## Work to be completed
Below are some entries. Output each one exactly as it appears.

## Material for this exercise
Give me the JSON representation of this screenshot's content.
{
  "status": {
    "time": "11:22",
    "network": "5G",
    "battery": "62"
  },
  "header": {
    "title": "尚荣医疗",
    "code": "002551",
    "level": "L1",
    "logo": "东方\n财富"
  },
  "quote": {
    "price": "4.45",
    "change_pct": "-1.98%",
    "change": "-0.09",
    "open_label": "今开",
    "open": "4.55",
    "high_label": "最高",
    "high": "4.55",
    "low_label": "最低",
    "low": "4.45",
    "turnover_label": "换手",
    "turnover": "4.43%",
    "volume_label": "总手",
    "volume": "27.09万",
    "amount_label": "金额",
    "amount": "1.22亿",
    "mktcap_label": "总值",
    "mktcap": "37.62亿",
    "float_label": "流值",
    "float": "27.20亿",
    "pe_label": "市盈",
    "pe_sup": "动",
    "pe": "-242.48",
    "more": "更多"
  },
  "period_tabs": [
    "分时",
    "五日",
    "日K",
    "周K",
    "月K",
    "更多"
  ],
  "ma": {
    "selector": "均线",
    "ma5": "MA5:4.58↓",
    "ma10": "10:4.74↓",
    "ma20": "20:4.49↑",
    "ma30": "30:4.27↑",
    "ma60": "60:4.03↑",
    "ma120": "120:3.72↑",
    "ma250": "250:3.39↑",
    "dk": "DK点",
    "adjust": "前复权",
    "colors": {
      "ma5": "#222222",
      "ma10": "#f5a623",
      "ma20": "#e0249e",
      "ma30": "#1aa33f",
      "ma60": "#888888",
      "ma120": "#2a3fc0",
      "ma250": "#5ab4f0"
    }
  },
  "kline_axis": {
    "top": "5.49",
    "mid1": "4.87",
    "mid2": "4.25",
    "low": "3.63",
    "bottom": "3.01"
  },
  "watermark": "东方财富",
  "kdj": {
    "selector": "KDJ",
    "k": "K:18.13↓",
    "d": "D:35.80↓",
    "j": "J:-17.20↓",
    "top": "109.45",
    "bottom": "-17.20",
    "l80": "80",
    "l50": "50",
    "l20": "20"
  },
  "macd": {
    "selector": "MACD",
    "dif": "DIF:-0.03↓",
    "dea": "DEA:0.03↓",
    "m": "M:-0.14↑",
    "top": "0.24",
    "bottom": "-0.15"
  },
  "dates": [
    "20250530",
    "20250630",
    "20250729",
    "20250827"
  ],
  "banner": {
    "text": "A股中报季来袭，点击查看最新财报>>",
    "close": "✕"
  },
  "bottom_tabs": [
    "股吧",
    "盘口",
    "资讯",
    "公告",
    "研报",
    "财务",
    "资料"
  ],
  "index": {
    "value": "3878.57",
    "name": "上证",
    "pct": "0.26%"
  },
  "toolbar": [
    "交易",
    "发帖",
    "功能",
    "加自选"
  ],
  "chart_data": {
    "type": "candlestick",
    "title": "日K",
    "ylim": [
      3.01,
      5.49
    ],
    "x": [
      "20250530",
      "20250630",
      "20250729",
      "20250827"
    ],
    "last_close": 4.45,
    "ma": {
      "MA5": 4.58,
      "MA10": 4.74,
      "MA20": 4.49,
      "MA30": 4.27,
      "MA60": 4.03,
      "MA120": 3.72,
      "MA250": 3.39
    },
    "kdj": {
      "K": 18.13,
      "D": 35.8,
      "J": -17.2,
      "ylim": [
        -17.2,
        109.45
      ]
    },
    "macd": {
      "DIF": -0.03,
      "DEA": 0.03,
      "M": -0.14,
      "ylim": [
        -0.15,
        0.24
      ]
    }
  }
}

## Correct output
Give me the JSON representation of this screenshot's content.
{
  "status": {
    "time": "11:22",
    "network": "5G",
    "battery": "62"
  },
  "header": {
    "title": "尚荣医疗",
    "code": "002551",
    "level": "L1",
    "logo": "东方\n财富"
  },
  "quote": {
    "price": "4.45",
    "change_pct": "-1.98%",
    "change": "-0.09",
    "open_label": "今开",
    "open": "4.55",
    "high_label": "最高",
    "high": "4.55",
    "low_label": "最低",
    "low": "4.45",
    "turnover_label": "换手",
    "turnover": "4.43%",
    "volume_label": "总手",
    "volume": "27.09万",
    "amount_label": "金额",
    "amount": "1.22亿",
    "mktcap_label": "总值",
    "mktcap": "37.62亿",
    "float_label": "流值",
    "float": "27.20亿",
    "pe_label": "市盈",
    "pe_sup": "动",
    "pe": "-242.48",
    "more": "更多"
  },
  "period_tabs": [
    "分时",
    "五日",
    "日K",
    "周K",
    "月K",
    "更多"
  ],
  "ma": {
    "selector": "均线",
    "ma5": "MA5:4.58↓",
    "ma10": "10:4.74↓",
    "ma20": "20:4.49↑",
    "ma30": "30:4.27↑",
    "ma60": "60:4.03↑",
    "ma120": "120:3.72↑",
    "ma250": "250:3.39↑",
    "dk": "DK点",
    "adjust": "前复权",
    "colors": {
      "ma5": "#222222",
      "ma10": "#f5a623",
      "ma20": "#e0249e",
      "ma30": "#1aa33f",
      "ma60": "#888888",
      "ma120": "#2a3fc0",
      "ma250": "#5ab4f0"
    }
  },
  "kline_axis": {
    "top": "5.49",
    "mid1": "4.87",
    "mid2": "4.25",
    "low": "3.63",
    "bottom": "3.01"
  },
  "watermark": "东方财富",
  "kdj": {
    "selector": "KDJ",
    "k": "K:18.13↓",
    "d": "D:35.80↓",
    "j": "J:-17.20↓",
    "top": "109.45",
    "bottom": "-17.20",
    "l80": "80",
    "l50": "50",
    "l20": "20"
  },
  "macd": {
    "selector": "MACD",
    "dif": "DIF:-0.03↓",
    "dea": "DEA:0.03↓",
    "m": "M:-0.14↑",
    "top": "0.24",
    "bottom": "-0.15"
  },
  "dates": [
    "20250530",
    "20250630",
    "20250729",
    "20250827"
  ],
  "banner": {
    "text": "A股中报季来袭，点击查看最新财报>>",
    "close": "✕"
  },
  "bottom_tabs": [
    "股吧",
    "盘口",
    "资讯",
    "公告",
    "研报",
    "财务",
    "资料"
  ],
  "index": {
    "value": "3878.57",
    "name": "上证",
    "pct": "0.26%"
  },
  "toolbar": [
    "交易",
    "发帖",
    "功能",
    "加自选"
  ],
  "chart_data": {
    "type": "candlestick",
    "title": "日K",
    "ylim": [
      3.01,
      5.49
    ],
    "x": [
      "20250530",
      "20250630",
      "20250729",
      "20250827"
    ],
    "last_close": 4.45,
    "ma": {
      "MA5": 4.58,
      "MA10": 4.74,
      "MA20": 4.49,
      "MA30": 4.27,
      "MA60": 4.03,
      "MA120": 3.72,
      "MA250": 3.39
    },
    "kdj": {
      "K": 18.13,
      "D": 35.8,
      "J": -17.2,
      "ylim": [
        -17.2,
        109.45
      ]
    },
    "macd": {
      "DIF": -0.03,
      "DEA": 0.03,
      "M": -0.14,
      "ylim": [
        -0.15,
        0.24
      ]
    }
  }
}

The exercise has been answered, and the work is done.